'''

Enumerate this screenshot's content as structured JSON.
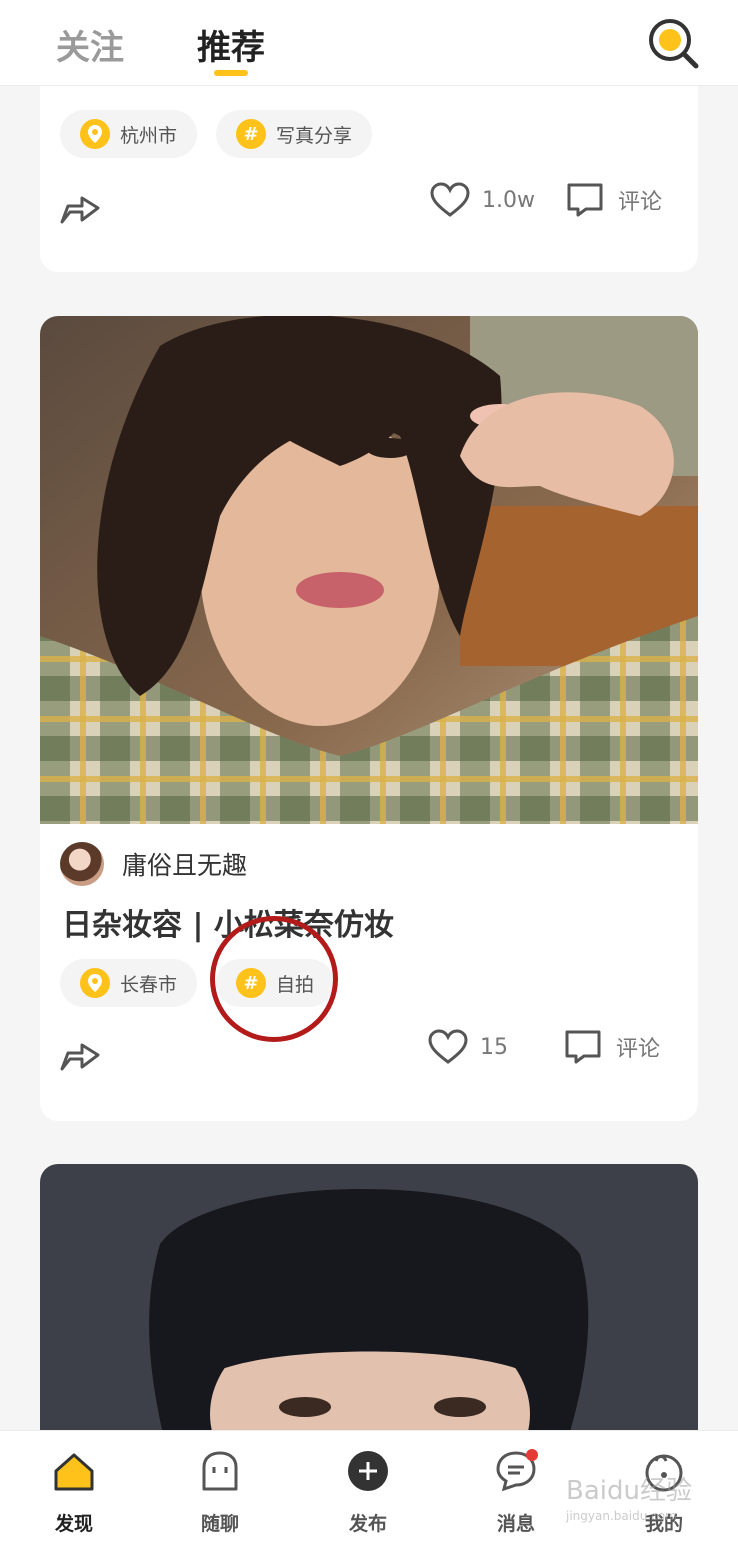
{
  "header": {
    "tabs": [
      {
        "label": "关注",
        "active": false
      },
      {
        "label": "推荐",
        "active": true
      }
    ],
    "accent_color": "#ffc21a",
    "search_icon": "search-icon"
  },
  "feed": {
    "cards": [
      {
        "location": "杭州市",
        "topic": "写真分享",
        "likes": "1.0w",
        "comment_label": "评论"
      },
      {
        "author": "庸俗且无趣",
        "title": "日杂妆容 | 小松菜奈仿妆",
        "location": "长春市",
        "topic": "自拍",
        "likes": "15",
        "comment_label": "评论"
      }
    ]
  },
  "bottom_nav": {
    "items": [
      {
        "label": "发现",
        "icon": "home-icon",
        "active": true
      },
      {
        "label": "随聊",
        "icon": "chat-ghost-icon",
        "active": false
      },
      {
        "label": "发布",
        "icon": "plus-icon",
        "active": false
      },
      {
        "label": "消息",
        "icon": "message-icon",
        "active": false,
        "badge": true
      },
      {
        "label": "我的",
        "icon": "profile-icon",
        "active": false
      }
    ]
  },
  "watermark": {
    "text": "Baidu经验",
    "url_text": "jingyan.baidu.com"
  }
}
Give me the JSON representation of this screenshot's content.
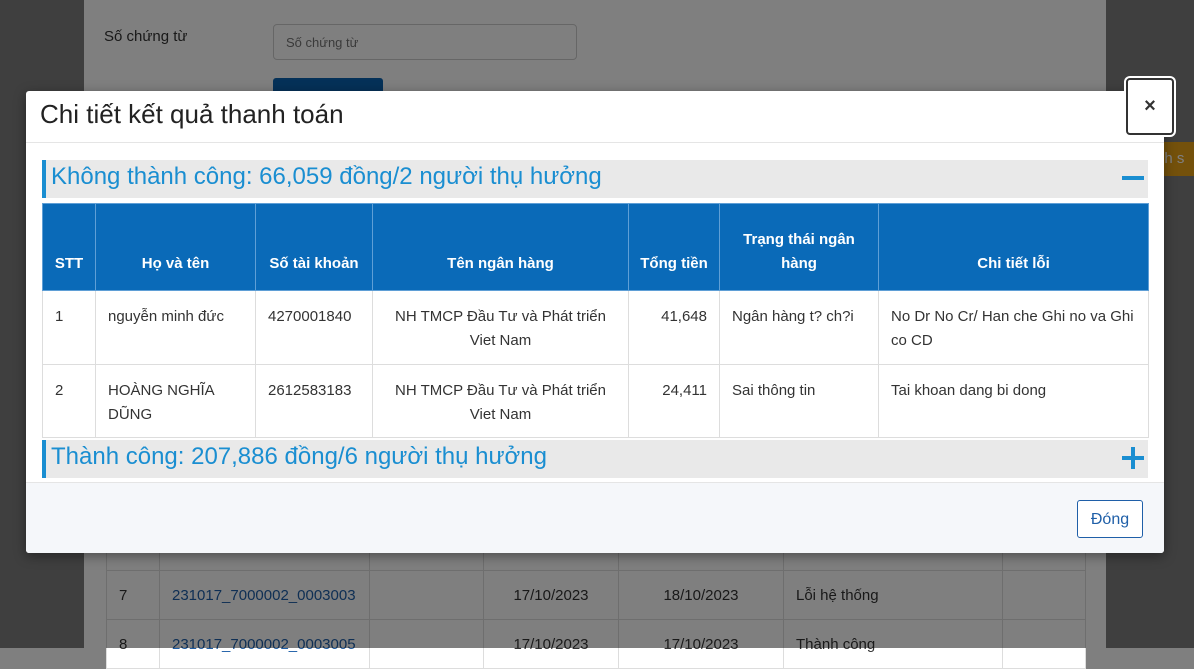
{
  "background": {
    "filter_label": "Số chứng từ",
    "filter_placeholder": "Số chứng từ",
    "side_tab_label": "nh s",
    "rows": [
      {
        "stt": "7",
        "code": "231017_7000002_0003003",
        "date1": "17/10/2023",
        "date2": "18/10/2023",
        "status": "Lỗi hệ thống"
      },
      {
        "stt": "8",
        "code": "231017_7000002_0003005",
        "date1": "17/10/2023",
        "date2": "17/10/2023",
        "status": "Thành công"
      }
    ]
  },
  "modal": {
    "title": "Chi tiết kết quả thanh toán",
    "close_symbol": "×",
    "failed_section": {
      "title": "Không thành công: 66,059 đồng/2 người thụ hưởng",
      "expanded": true
    },
    "success_section": {
      "title": "Thành công: 207,886 đồng/6 người thụ hưởng",
      "expanded": false
    },
    "table": {
      "headers": [
        "STT",
        "Họ và tên",
        "Số tài khoản",
        "Tên ngân hàng",
        "Tổng tiền",
        "Trạng thái ngân hàng",
        "Chi tiết lỗi"
      ],
      "rows": [
        {
          "stt": "1",
          "name": "nguyễn minh đức",
          "account": "4270001840",
          "bank": "NH TMCP Đầu Tư và Phát triển Viet Nam",
          "amount": "41,648",
          "bank_status": "Ngân hàng t? ch?i",
          "error": "No Dr No Cr/ Han che Ghi no va Ghi co CD"
        },
        {
          "stt": "2",
          "name": "HOÀNG NGHĨA DŨNG",
          "account": "2612583183",
          "bank": "NH TMCP Đầu Tư và Phát triển Viet Nam",
          "amount": "24,411",
          "bank_status": "Sai thông tin",
          "error": "Tai khoan dang bi dong"
        }
      ]
    },
    "footer_close_label": "Đóng"
  },
  "colors": {
    "accent": "#1a8ed1",
    "table_header": "#0a6ab8",
    "section_bg": "#e9e9e9"
  }
}
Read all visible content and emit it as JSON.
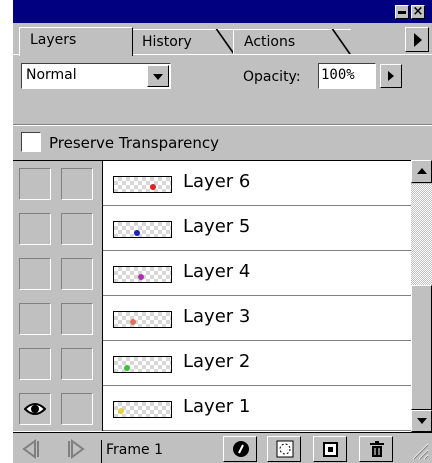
{
  "tabs": [
    {
      "label": "Layers",
      "active": true
    },
    {
      "label": "History",
      "active": false
    },
    {
      "label": "Actions",
      "active": false
    }
  ],
  "blend": {
    "mode": "Normal",
    "opacity_label": "Opacity:",
    "opacity_value": "100%"
  },
  "preserve": {
    "label": "Preserve Transparency",
    "checked": false
  },
  "layers": [
    {
      "name": "Layer 6",
      "visible": false,
      "thumb_icon": "red-mark",
      "thumb_color": "#e02020"
    },
    {
      "name": "Layer 5",
      "visible": false,
      "thumb_icon": "blue-mark",
      "thumb_color": "#2020c0"
    },
    {
      "name": "Layer 4",
      "visible": false,
      "thumb_icon": "purple-mark",
      "thumb_color": "#b030b0"
    },
    {
      "name": "Layer 3",
      "visible": false,
      "thumb_icon": "orange-mark",
      "thumb_color": "#e07060"
    },
    {
      "name": "Layer 2",
      "visible": false,
      "thumb_icon": "green-mark",
      "thumb_color": "#40c040"
    },
    {
      "name": "Layer 1",
      "visible": true,
      "thumb_icon": "yellow-mark",
      "thumb_color": "#e8d040"
    }
  ],
  "footer": {
    "frame_label": "Frame 1"
  },
  "colors": {
    "panel_bg": "#c0c0c0",
    "titlebar": "#000080",
    "list_bg": "#ffffff"
  }
}
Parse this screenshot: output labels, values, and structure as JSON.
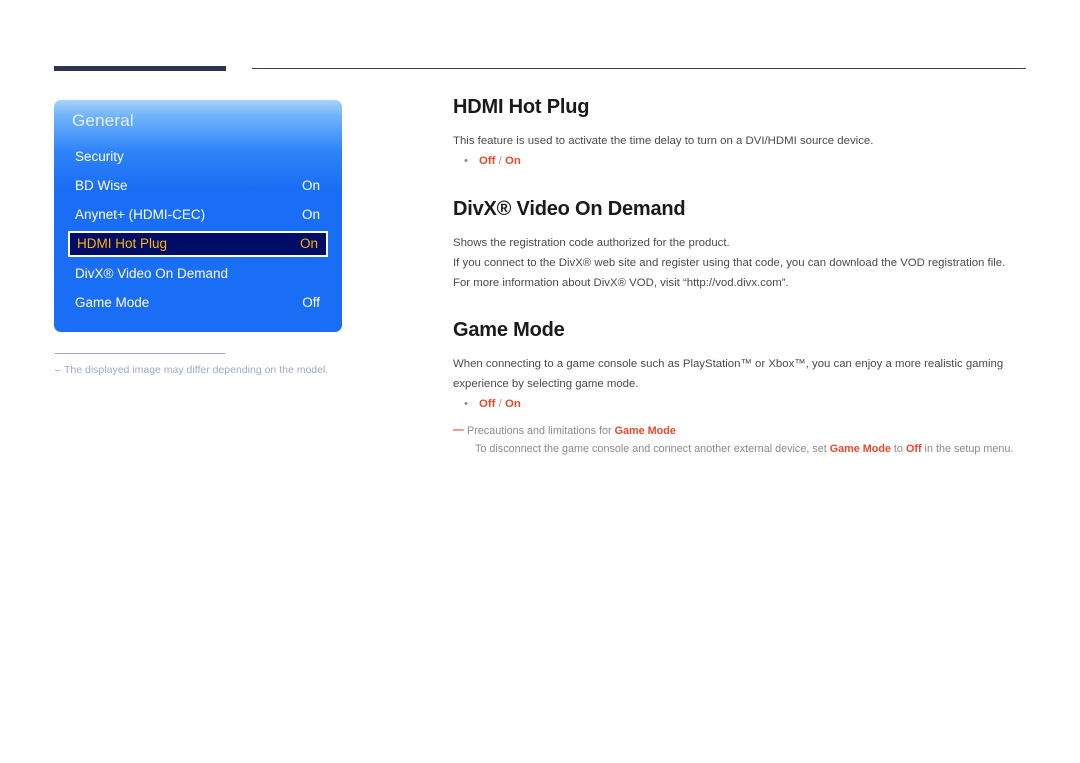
{
  "page": {
    "top_rule": "decorative-rule"
  },
  "osd": {
    "title": "General",
    "rows": [
      {
        "label": "Security",
        "value": "",
        "selected": false
      },
      {
        "label": "BD Wise",
        "value": "On",
        "selected": false
      },
      {
        "label": "Anynet+ (HDMI-CEC)",
        "value": "On",
        "selected": false
      },
      {
        "label": "HDMI Hot Plug",
        "value": "On",
        "selected": true
      },
      {
        "label": "DivX® Video On Demand",
        "value": "",
        "selected": false
      },
      {
        "label": "Game Mode",
        "value": "Off",
        "selected": false
      }
    ]
  },
  "figure_note": {
    "dash": "–",
    "text": "The displayed image may differ depending on the model."
  },
  "sections": {
    "hdmi_hot_plug": {
      "heading": "HDMI Hot Plug",
      "paragraph": "This feature is used to activate the time delay to turn on a DVI/HDMI source device.",
      "bullet": {
        "dot": "•",
        "option_a": "Off",
        "separator": " / ",
        "option_b": "On"
      }
    },
    "divx_vod": {
      "heading": "DivX® Video On Demand",
      "paragraph_1": "Shows the registration code authorized for the product.",
      "paragraph_2": "If you connect to the DivX® web site and register using that code, you can download the VOD registration file.",
      "paragraph_3": "For more information about DivX® VOD, visit “http://vod.divx.com”."
    },
    "game_mode": {
      "heading": "Game Mode",
      "paragraph": "When connecting to a game console such as PlayStation™ or Xbox™, you can enjoy a more realistic gaming experience by selecting game mode.",
      "bullet": {
        "dot": "•",
        "option_a": "Off",
        "separator": " / ",
        "option_b": "On"
      },
      "precautions": {
        "dash": "—",
        "head_prefix": "Precautions and limitations for ",
        "head_term": "Game Mode",
        "body_part_1": "To disconnect the game console and connect another external device, set ",
        "body_term_1": "Game Mode",
        "body_part_2": " to ",
        "body_term_2": "Off",
        "body_part_3": " in the setup menu."
      }
    }
  },
  "colors": {
    "accent_red": "#e8482a",
    "osd_blue": "#1a6ef6",
    "osd_selected_bg": "#000d66",
    "osd_selected_text": "#ffb300",
    "rule_navy": "#2e3253",
    "note_gray": "#9fa8c6"
  }
}
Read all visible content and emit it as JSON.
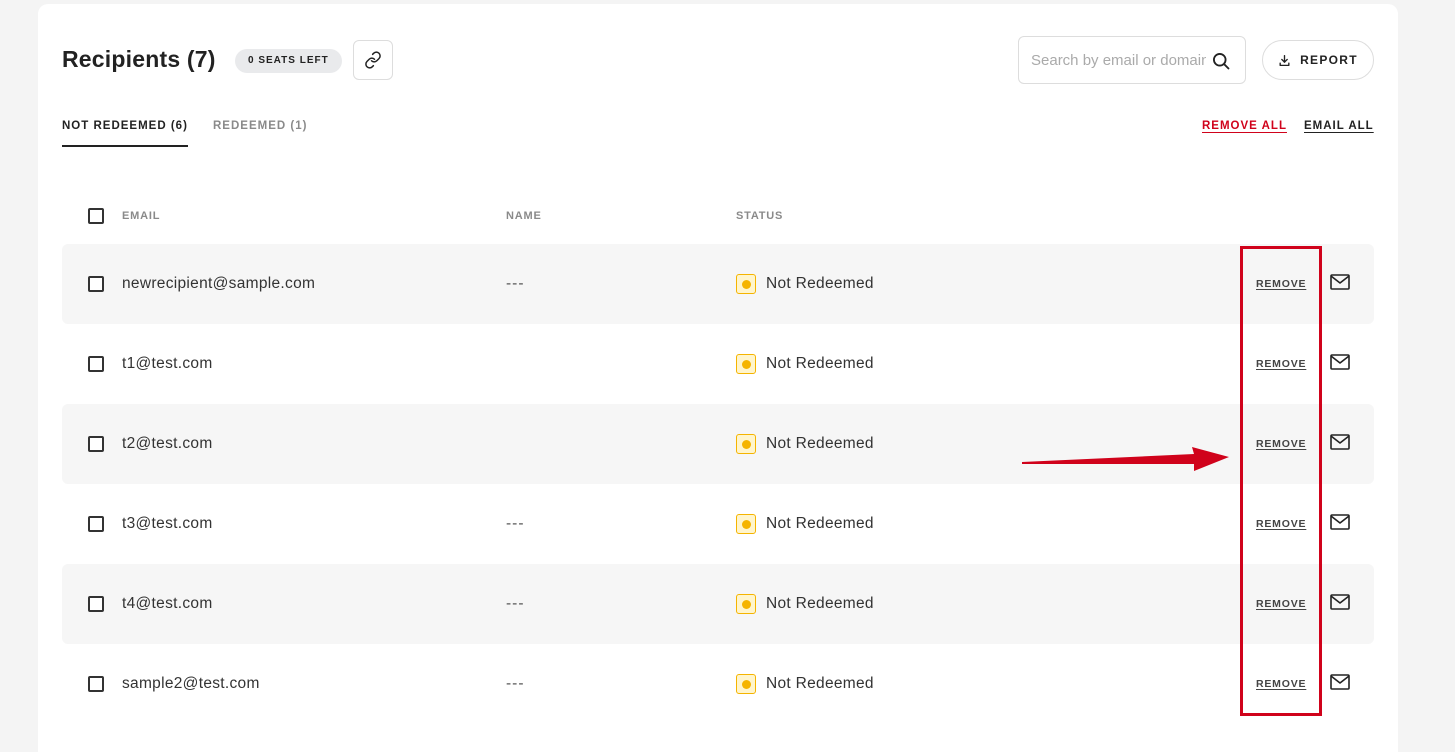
{
  "header": {
    "title": "Recipients (7)",
    "seats_badge": "0 SEATS LEFT",
    "search_placeholder": "Search by email or domain",
    "report_label": "REPORT"
  },
  "tabs": [
    {
      "label": "NOT REDEEMED (6)",
      "active": true
    },
    {
      "label": "REDEEMED (1)",
      "active": false
    }
  ],
  "bulk_actions": {
    "remove_all": "REMOVE ALL",
    "email_all": "EMAIL ALL"
  },
  "table": {
    "columns": [
      "EMAIL",
      "NAME",
      "STATUS"
    ],
    "rows": [
      {
        "email": "newrecipient@sample.com",
        "name": "---",
        "status": "Not Redeemed",
        "action": "REMOVE"
      },
      {
        "email": "t1@test.com",
        "name": "",
        "status": "Not Redeemed",
        "action": "REMOVE"
      },
      {
        "email": "t2@test.com",
        "name": "",
        "status": "Not Redeemed",
        "action": "REMOVE"
      },
      {
        "email": "t3@test.com",
        "name": "---",
        "status": "Not Redeemed",
        "action": "REMOVE"
      },
      {
        "email": "t4@test.com",
        "name": "---",
        "status": "Not Redeemed",
        "action": "REMOVE"
      },
      {
        "email": "sample2@test.com",
        "name": "---",
        "status": "Not Redeemed",
        "action": "REMOVE"
      }
    ]
  },
  "colors": {
    "accent_red": "#d0021b",
    "status_yellow": "#f5b400",
    "text_dark": "#222222"
  },
  "icons": [
    "link-icon",
    "search-icon",
    "download-icon",
    "mail-icon",
    "annotation-arrow"
  ]
}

'''

» **BRIEF**: For the listing above, identify each line bearing "hưởng".

» **EXPECTED ANSWER**:
      "title": "Không thành công: 66,059 đồng/2 người thụ hưởng",
      "title": "Thành công: 207,886 đồng/6 người thụ hưởng",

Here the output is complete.